══ Material provided ══

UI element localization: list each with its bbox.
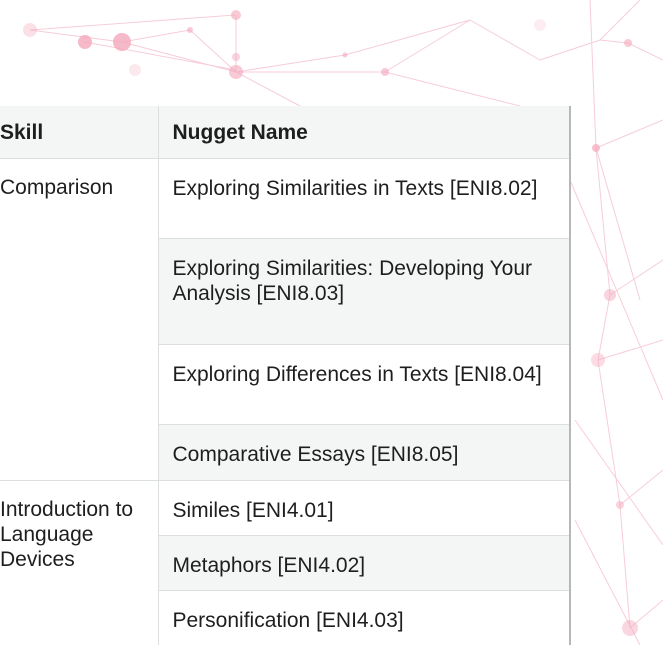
nugget-cell: Similes [ENI4.01] — [158, 480, 569, 536]
table-row: Comparison Exploring Similarities in Tex… — [0, 158, 569, 481]
table-header-row: Skill Nugget Name — [0, 106, 569, 159]
skill-cell-comparison: Comparison — [0, 158, 159, 481]
skill-column-header: Skill — [0, 106, 158, 159]
nugget-cell: Exploring Similarities in Texts [ENI8.02… — [158, 158, 569, 239]
nugget-cell: Personification [ENI4.03] — [158, 590, 569, 645]
nugget-cell: Metaphors [ENI4.02] — [158, 535, 569, 591]
nugget-table-container: Skill Nugget Name Comparison Exploring S… — [0, 106, 571, 645]
skill-nugget-table: Skill Nugget Name Comparison Exploring S… — [0, 106, 569, 645]
nugget-name-column-header: Nugget Name — [157, 106, 569, 159]
nugget-cell: Comparative Essays [ENI8.05] — [158, 424, 569, 481]
skill-cell-language-devices: Introduction to Language Devices — [0, 480, 159, 645]
nugget-cell: Exploring Differences in Texts [ENI8.04] — [158, 344, 569, 425]
table-row: Introduction to Language Devices Similes… — [0, 480, 569, 645]
nugget-cell: Exploring Similarities: Developing Your … — [158, 238, 569, 345]
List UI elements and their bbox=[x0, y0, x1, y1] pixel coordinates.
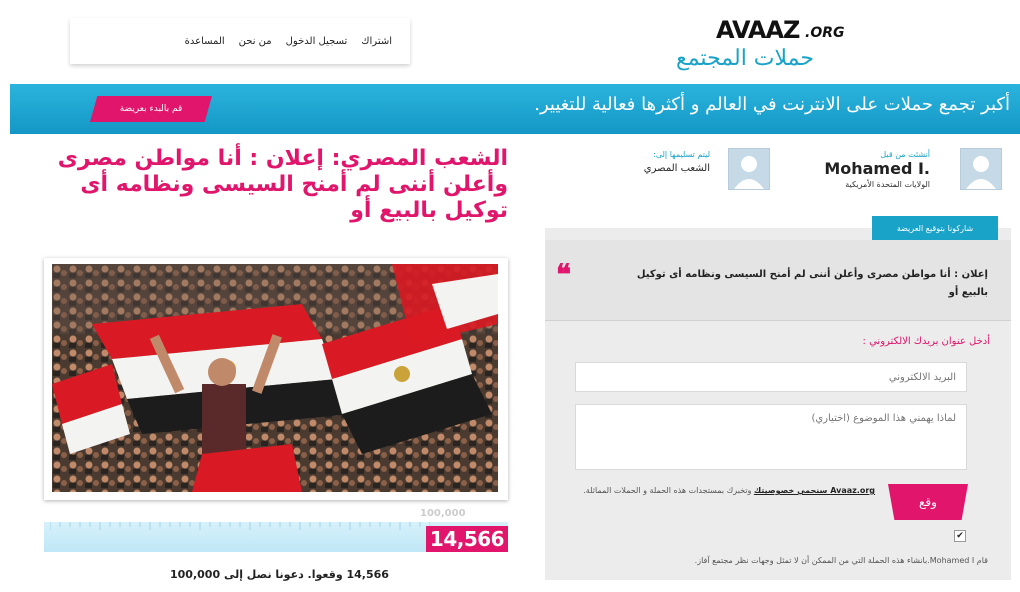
progress-caption: 14,566 وقعوا. دعونا نصل إلى 100,000 bbox=[170, 568, 389, 581]
logo-avaaz[interactable]: AVAAZ bbox=[716, 16, 800, 44]
creator-avatar-icon bbox=[960, 148, 1002, 190]
privacy-note: Avaaz.org سنحمي خصوصيتك وتخبرك بمستجدات … bbox=[575, 484, 875, 497]
creator-location: الولايات المتحدة الأمريكية bbox=[845, 180, 930, 189]
petition-title: الشعب المصري: إعلان : أنا مواطن مصرى وأع… bbox=[57, 146, 508, 223]
creator-label: أنشئت من قبل bbox=[880, 150, 930, 159]
nav-help-link[interactable]: المساعدة bbox=[185, 36, 225, 47]
nav-about-link[interactable]: من نحن bbox=[239, 36, 272, 47]
email-label: أدخل عنوان بريدك الالكتروني : bbox=[862, 336, 990, 347]
creator-name: Mohamed I. bbox=[824, 159, 930, 178]
email-input[interactable] bbox=[575, 362, 967, 392]
privacy-text: وتخبرك بمستجدات هذه الحملة و الحملات الم… bbox=[583, 486, 754, 495]
progress-ticks bbox=[50, 522, 430, 530]
nav-subscribe-link[interactable]: اشتراك bbox=[361, 36, 392, 47]
start-petition-button[interactable]: قم بالبدء بعريضة bbox=[90, 96, 212, 122]
logo-org-suffix: .ORG bbox=[805, 25, 845, 41]
protest-photo-art bbox=[52, 264, 498, 492]
recipient-value: الشعب المصري bbox=[643, 163, 710, 174]
recipient-label: ليتم تسليمها إلى: bbox=[653, 150, 710, 159]
sign-tab: شاركونا بتوقيع العريضة bbox=[872, 216, 998, 240]
reason-textarea[interactable] bbox=[575, 404, 967, 470]
goal-number: 100,000 bbox=[420, 508, 466, 519]
recipient-avatar-icon bbox=[728, 148, 770, 190]
disclaimer-text: قام Mohamed I.بانشاء هذه الحملة التي من … bbox=[694, 556, 988, 565]
protest-photo bbox=[52, 264, 498, 492]
logo-subtitle: حملات المجتمع bbox=[676, 46, 814, 71]
signature-count: 14,566 bbox=[426, 526, 508, 552]
top-nav: اشتراك تسجيل الدخول من نحن المساعدة bbox=[70, 18, 410, 64]
nav-login-link[interactable]: تسجيل الدخول bbox=[286, 36, 348, 47]
quote-mark-icon: ❝ bbox=[556, 258, 572, 291]
privacy-link[interactable]: Avaaz.org سنحمي خصوصيتك bbox=[754, 486, 875, 495]
petition-quote: إعلان : أنا مواطن مصرى وأعلن أننى لم أمن… bbox=[636, 269, 988, 298]
sign-button[interactable]: وقع bbox=[888, 484, 968, 520]
banner-tagline: أكبر تجمع حملات على الانترنت في العالم و… bbox=[534, 94, 1010, 115]
notify-checkbox[interactable]: ✔ bbox=[954, 530, 966, 542]
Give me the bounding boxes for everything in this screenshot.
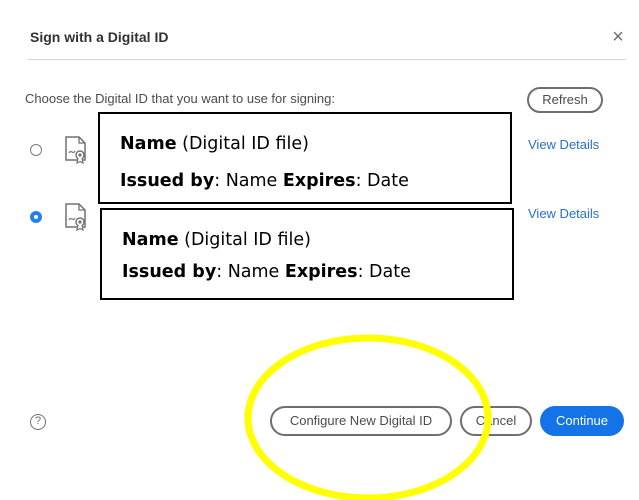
id-type: (Digital ID file) [178,230,311,250]
id-type: (Digital ID file) [176,134,309,154]
id-name: Name [120,134,177,154]
id-radio-1[interactable] [30,144,42,156]
digital-id-card-2[interactable]: Name (Digital ID file) Issued by: Name E… [100,208,514,300]
cancel-button[interactable]: Cancel [460,406,532,436]
configure-new-digital-id-button[interactable]: Configure New Digital ID [270,406,452,436]
id-name: Name [122,230,179,250]
continue-button[interactable]: Continue [540,406,624,436]
issued-by-label: Issued by [122,262,217,282]
issued-by-value: : Name [216,262,285,282]
close-icon[interactable]: × [607,26,629,48]
certificate-icon [65,203,86,231]
issued-by-value: : Name [214,171,283,191]
refresh-button[interactable]: Refresh [527,87,603,113]
help-icon[interactable]: ? [30,414,46,430]
expires-label: Expires [282,171,356,191]
dialog-title: Sign with a Digital ID [30,29,169,45]
sign-dialog: Sign with a Digital ID × Choose the Digi… [0,0,639,500]
choose-prompt: Choose the Digital ID that you want to u… [25,91,336,106]
view-details-link-2[interactable]: View Details [528,206,599,221]
view-details-link-1[interactable]: View Details [528,137,599,152]
expires-value: : Date [357,262,411,282]
digital-id-card-1[interactable]: Name (Digital ID file) Issued by: Name E… [98,112,512,204]
title-divider [28,59,626,60]
certificate-icon [65,136,86,164]
expires-value: : Date [355,171,409,191]
id-radio-2[interactable] [30,211,42,223]
expires-label: Expires [284,262,358,282]
issued-by-label: Issued by [120,171,215,191]
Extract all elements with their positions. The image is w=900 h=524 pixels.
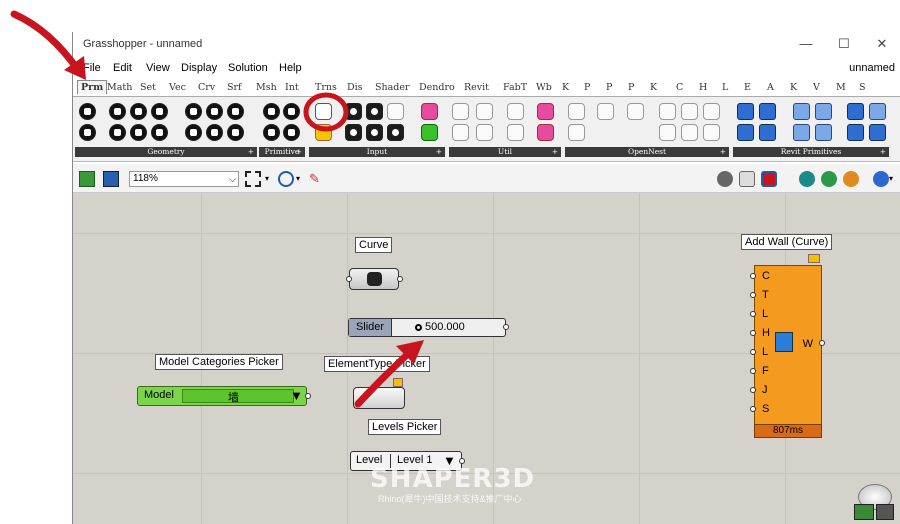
annotation-arrow-file [10, 10, 82, 74]
annotation-arrow-slider [354, 348, 414, 408]
annotation-overlay [10, 10, 424, 408]
annotation-circle-slider-icon [303, 92, 349, 132]
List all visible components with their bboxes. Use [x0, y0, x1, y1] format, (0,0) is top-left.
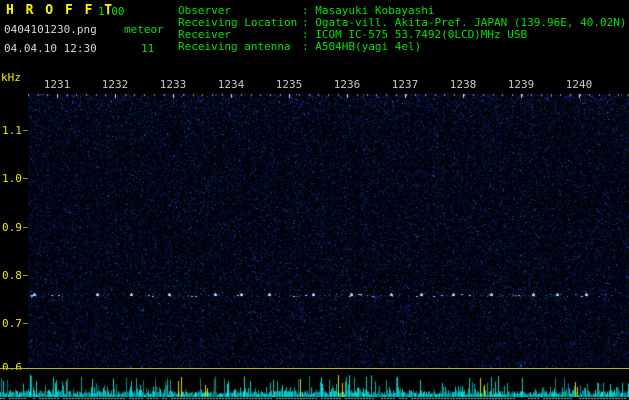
- echo-count: 11: [141, 42, 155, 55]
- x-tick-label: 1240: [565, 78, 593, 91]
- observation-info: Observer : Masayuki Kobayashi Receiving …: [178, 5, 627, 53]
- x-tick-label: 1238: [449, 78, 477, 91]
- app-version: 1.00: [98, 5, 125, 18]
- y-tick-label: 0.8: [2, 269, 22, 282]
- x-tick-label: 1235: [275, 78, 303, 91]
- x-tick-label: 1234: [217, 78, 245, 91]
- y-tick-label: 1.0: [2, 172, 22, 185]
- x-tick-label: 1232: [101, 78, 129, 91]
- y-tick-label: 1.1: [2, 124, 22, 137]
- output-filename: 0404101230.png: [4, 23, 97, 36]
- mode-label: meteor: [124, 23, 164, 36]
- x-tick-label: 1239: [507, 78, 535, 91]
- info-row-antenna: Receiving antenna : A504HB(yagi 4el): [178, 41, 627, 53]
- spectrogram-baseline-divider: [0, 368, 629, 369]
- x-tick-label: 1231: [43, 78, 71, 91]
- spectrogram-canvas: [28, 94, 629, 368]
- datetime-label: 04.04.10 12:30: [4, 42, 97, 55]
- antenna-label: Receiving antenna: [178, 40, 291, 53]
- y-axis-unit: kHz: [1, 71, 21, 84]
- x-tick-label: 1236: [333, 78, 361, 91]
- x-tick-label: 1233: [159, 78, 187, 91]
- signal-strip-canvas: [0, 370, 629, 400]
- antenna-value: : A504HB(yagi 4el): [302, 40, 422, 53]
- x-tick-label: 1237: [391, 78, 419, 91]
- y-tick-label: 0.7: [2, 317, 22, 330]
- hrofft-screen: H R O F F T 1.00 0404101230.png meteor 0…: [0, 0, 629, 400]
- y-tick-label: 0.9: [2, 221, 22, 234]
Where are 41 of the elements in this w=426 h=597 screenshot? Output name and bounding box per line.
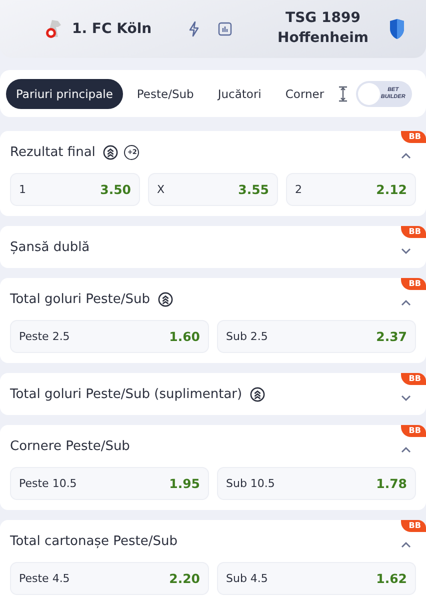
market-title[interactable]: Șansă dublă — [10, 240, 90, 254]
chevrons-circle-icon — [103, 144, 118, 160]
chevrons-circle-icon — [158, 292, 174, 306]
market-tab[interactable]: Corner — [275, 78, 334, 108]
expand-collapse-icon[interactable] — [338, 86, 348, 102]
bet-builder-badge: BB — [400, 373, 426, 385]
odds-button[interactable]: 1 3.50 — [10, 173, 140, 206]
odds-button[interactable]: Sub 10.5 1.78 — [217, 467, 416, 500]
shield-icon — [388, 18, 406, 40]
chevrons-circle-icon — [250, 386, 266, 402]
market-title[interactable]: Cornere Peste/Sub — [10, 438, 130, 454]
bet-builder-badge: BB — [400, 425, 426, 437]
market-tab[interactable]: Peste/Sub — [126, 78, 204, 108]
bet-builder-badge: BB — [400, 278, 426, 290]
odds-button[interactable]: Peste 4.5 2.20 — [10, 562, 209, 595]
market-tab[interactable]: Jucători — [208, 78, 272, 108]
market-tab[interactable]: Pariuri principale — [6, 78, 123, 108]
odds-button[interactable]: Peste 2.5 1.60 — [10, 320, 209, 353]
stats-icon[interactable] — [218, 22, 232, 36]
odds-button[interactable]: Sub 4.5 1.62 — [217, 562, 416, 595]
chevron-up-icon[interactable] — [400, 446, 412, 454]
odds-button[interactable]: Peste 10.5 1.95 — [10, 467, 209, 500]
market-title[interactable]: Rezultat final — [10, 144, 96, 160]
crest-icon — [44, 18, 64, 40]
bet-builder-badge: BB — [400, 520, 426, 532]
odds-button[interactable]: 2 2.12 — [286, 173, 416, 206]
home-team-name: 1. FC Köln — [72, 21, 152, 37]
bet-builder-badge: BB — [400, 131, 426, 143]
lightning-icon[interactable] — [188, 21, 200, 37]
away-team-name: TSG 1899 Hoffenheim — [276, 9, 370, 48]
chevron-down-icon[interactable] — [400, 247, 412, 255]
chevron-up-icon[interactable] — [400, 299, 412, 307]
chevron-down-icon[interactable] — [400, 394, 412, 402]
chevron-up-icon[interactable] — [400, 541, 412, 549]
market-title[interactable]: Total goluri Peste/Sub — [10, 292, 150, 306]
market-title[interactable]: Total goluri Peste/Sub (suplimentar) — [10, 386, 242, 402]
odds-button[interactable]: X 3.55 — [148, 173, 278, 206]
bet-builder-badge: BB — [400, 226, 426, 238]
chevron-up-icon[interactable] — [400, 152, 412, 160]
market-title[interactable]: Total cartonașe Peste/Sub — [10, 534, 178, 548]
odds-button[interactable]: Sub 2.5 2.37 — [217, 320, 416, 353]
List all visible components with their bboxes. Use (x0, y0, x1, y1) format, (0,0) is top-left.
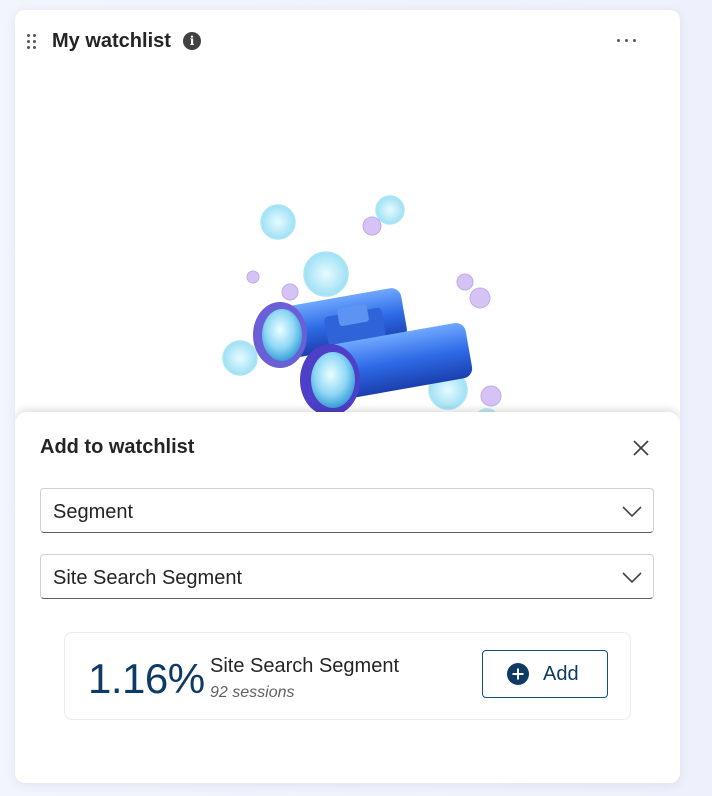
segment-select[interactable]: Site Search Segment (40, 554, 654, 599)
segment-result-card: 1.16% Site Search Segment 92 sessions Ad… (64, 632, 631, 720)
drag-grip-icon[interactable] (27, 34, 39, 50)
plus-circle-icon (507, 663, 529, 685)
segment-select-value: Site Search Segment (53, 567, 242, 589)
add-to-watchlist-panel: Add to watchlist Segment Site Search Seg… (15, 412, 680, 783)
session-count: 92 sessions (210, 684, 295, 701)
widget-title: My watchlist (52, 30, 171, 52)
more-options-button[interactable] (611, 28, 643, 52)
segment-name: Site Search Segment (210, 655, 399, 677)
type-select-value: Segment (53, 501, 134, 523)
add-button[interactable]: Add (482, 650, 608, 698)
widget-header: My watchlist i (15, 10, 680, 74)
metric-value: 1.16% (88, 655, 205, 702)
add-button-label: Add (543, 663, 579, 685)
panel-title: Add to watchlist (40, 436, 195, 458)
binoculars-illustration (222, 195, 502, 430)
close-icon[interactable] (627, 434, 655, 462)
watchlist-widget: My watchlist i Add to watchlist Segment … (15, 10, 680, 783)
chevron-down-icon (622, 506, 642, 518)
chevron-down-icon (622, 572, 642, 584)
type-select[interactable]: Segment (40, 488, 654, 533)
info-icon[interactable]: i (183, 32, 201, 50)
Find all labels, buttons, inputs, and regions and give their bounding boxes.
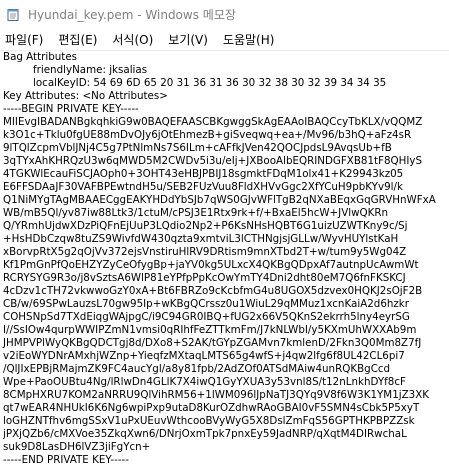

═══

Stated exercise: Write out the entries word for word, from the line with "- echo-count: 11: [141, 42, 155, 55]" to the line with "- x-tick-label: 1233: [159, 78, 187, 91]", including both of those lines.

Finished task:
- echo-count: 11: [141, 42, 155, 55]
- x-tick-label: 1240: [565, 78, 593, 91]
- observation-info: Observer : Masayuki Kobayashi Receiving …: [178, 5, 627, 53]
- x-tick-label: 1238: [449, 78, 477, 91]
- app-version: 1.00: [98, 5, 125, 18]
- y-tick-label: 0.8: [2, 269, 22, 282]
- x-tick-label: 1235: [275, 78, 303, 91]
- x-tick-label: 1234: [217, 78, 245, 91]
- y-tick-label: 1.0: [2, 172, 22, 185]
- x-tick-label: 1232: [101, 78, 129, 91]
- y-tick-label: 1.1: [2, 124, 22, 137]
- output-filename: 0404101230.png: [4, 23, 97, 36]
- mode-label: meteor: [124, 23, 164, 36]
- x-tick-label: 1239: [507, 78, 535, 91]
- info-row-antenna: Receiving antenna : A504HB(yagi 4el): [178, 41, 627, 53]
- spectrogram-baseline-divider: [0, 368, 629, 369]
- x-tick-label: 1231: [43, 78, 71, 91]
- spectrogram-canvas: [28, 94, 629, 368]
- datetime-label: 04.04.10 12:30: [4, 42, 97, 55]
- antenna-label: Receiving antenna: [178, 40, 291, 53]
- y-axis-unit: kHz: [1, 71, 21, 84]
- x-tick-label: 1236: [333, 78, 361, 91]
- x-tick-label: 1233: [159, 78, 187, 91]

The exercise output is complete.